-1

I built a disjoint-set data structure for use with Kruskal's MST algorithm. I need to load and then union a graph with 200k interconnected nodes and I think my data structure implementation is a bottleneck.

Do you have an suggestions for how to improve performance? I think my find method might be problematic.

class partition(object):
    def __init__(self, element=None):
        self.size = 0
        if element == None:
            self.contents = set()
            self.representative = None
        else:
            self.contents = {element}
            self.representative = element
            self.size = 1

    def find(self, element):
        return element in self.contents

    def add(self, partition):
        self.contents = self.contents.union(partition)
        self.size = len(self.contents)

    def show(self):
        return self.contents

    def __repr__(self):
        return str(self.contents)

class disjoint_set(object):
    def __init__(self):
        self.partitions_count = 0
        self.forest = {}

    def make_set(self, element):
        if self.find(element) == False:
            new_partition = partition(element)
            self.forest[new_partition.representative] = new_partition
            self.partitions_count += 1

    def union(self, x, y):
        if x != y:
            if self.forest[x].size < self.forest[y].size:
                self.forest[y].add(self.forest[x].show())
                self.delete(x)
            else:
                self.forest[x].add(self.forest[y].show())
                self.delete(y)

    def find(self, element):
        for partition in self.forest.keys():
            if self.forest[partition].find(element):
                return self.forest[partition].representative
        return False

    def delete(self, partition):
        del self.forest[partition]
        self.partitions_count -= 1

if __name__ == '__main__':
    t = disjoint_set()
    t.make_set(1)
    t.make_set(2)
    t.make_set(3)
    print("Create 3 singleton partitions:")
    print(t.partitions_count)
    print(t.forest)
    print("Union two into a single partition:")
    t.union(1,2)
    print(t.forest)
    print(t.partitions_count)

EDIT:

After reading the comments and doing additional research I realized how poorly designed my original algorithm was. I started over from scratch and put this together. I put all the partitions into a single hash table and used path compression in the find(). How does this look and are there any glaring problems I should address?

## PROVIDED RECORDS
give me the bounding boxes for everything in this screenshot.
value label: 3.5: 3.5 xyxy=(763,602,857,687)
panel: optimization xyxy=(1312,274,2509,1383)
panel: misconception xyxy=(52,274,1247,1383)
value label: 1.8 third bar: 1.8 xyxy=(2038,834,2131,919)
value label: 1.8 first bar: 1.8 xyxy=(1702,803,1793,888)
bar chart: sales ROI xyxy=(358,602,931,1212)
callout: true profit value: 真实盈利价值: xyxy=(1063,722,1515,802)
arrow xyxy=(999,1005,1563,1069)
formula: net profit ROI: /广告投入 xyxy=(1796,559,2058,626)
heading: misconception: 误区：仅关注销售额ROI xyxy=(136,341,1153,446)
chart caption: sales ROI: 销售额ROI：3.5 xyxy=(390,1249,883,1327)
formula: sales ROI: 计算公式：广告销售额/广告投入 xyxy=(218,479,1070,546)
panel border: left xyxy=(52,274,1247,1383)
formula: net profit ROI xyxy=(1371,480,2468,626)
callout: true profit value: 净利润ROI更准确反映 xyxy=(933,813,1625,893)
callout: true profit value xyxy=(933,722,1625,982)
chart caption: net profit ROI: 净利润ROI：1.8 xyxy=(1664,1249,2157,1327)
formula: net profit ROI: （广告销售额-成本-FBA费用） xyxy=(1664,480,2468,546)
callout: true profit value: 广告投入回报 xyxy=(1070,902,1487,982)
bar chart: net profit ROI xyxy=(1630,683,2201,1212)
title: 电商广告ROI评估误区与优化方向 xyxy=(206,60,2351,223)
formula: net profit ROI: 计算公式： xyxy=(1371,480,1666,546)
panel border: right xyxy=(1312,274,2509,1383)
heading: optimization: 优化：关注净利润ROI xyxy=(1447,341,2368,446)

## EXERCISE SET
(1) Turn the paragraph of the disjoint-set post that opens with "After reading the comments" into a short bulleted list that keeps its main facts.
(2) Supply the next part of the disjoint-set post, starting after its final sentence.
These records were taken from a different source than the disjoint-set post.

## PER-TASK ANSWERS
(1)
- Comments and further research showed the original algorithm was poorly designed.
- The implementation was rewritten from scratch.
- All partitions now sit in a single hash table.
- find() uses path compression.
- The author asks for feedback and for any glaring problems to fix.

(2)
class disjoint_set(object):
def __init__(self):
    self.partitions_count = 0
    self.size = {}
    self.parent = {}

def make_set(self, element):
    if self.find(element) == False:
        self.parent[element] = element
        self.size[element] = 1
        self.partitions_count += 1

def union(self, x, y):
    xParent = self.find(x)
    yParent = self.find(y)
    if xParent != yParent:
        if self.size[xParent] < self.size[yParent]:
            self.parent[xParent] = yParent
            self.size[yParent] += self.size[xParent]
            self.partitions_count -= 1
        else:
            self.parent[yParent] = xParent
            self.size[xParent] += self.size[yParent]
            self.partitions_count -= 1

def find(self, element):
    if element in self.parent:
        if element == self.parent[element]:
            return element
        root = self.parent[element]
        while self.parent[root] != root:
            root = self.find(self.parent[root])
        self.parent[element] = root
        return root
    return False

if __name__ == '__main__':
    t = disjoint_set()
    t.make_set(1)
    t.make_set(2)
    t.make_set(3)
    t.make_set(4)
    t.make_set(5)
    print("Create 5 singleton partitions")
    print(t.partitions_count)
    print("Union two singletons into a single partition")
    t.union(1,2)
    print("Union three singletones into a single partition")
    t.union(3,4)
    t.union(5,4)
    print("Union a single partition")
    t.union(2,4)
    print("Parent List: %s" % t.parent)
    print("Partition Count: %s" % t.partitions_count)
    print("Parent of element 2: %s" % t.find(2))
    print("Parent List: %s" % t.parent)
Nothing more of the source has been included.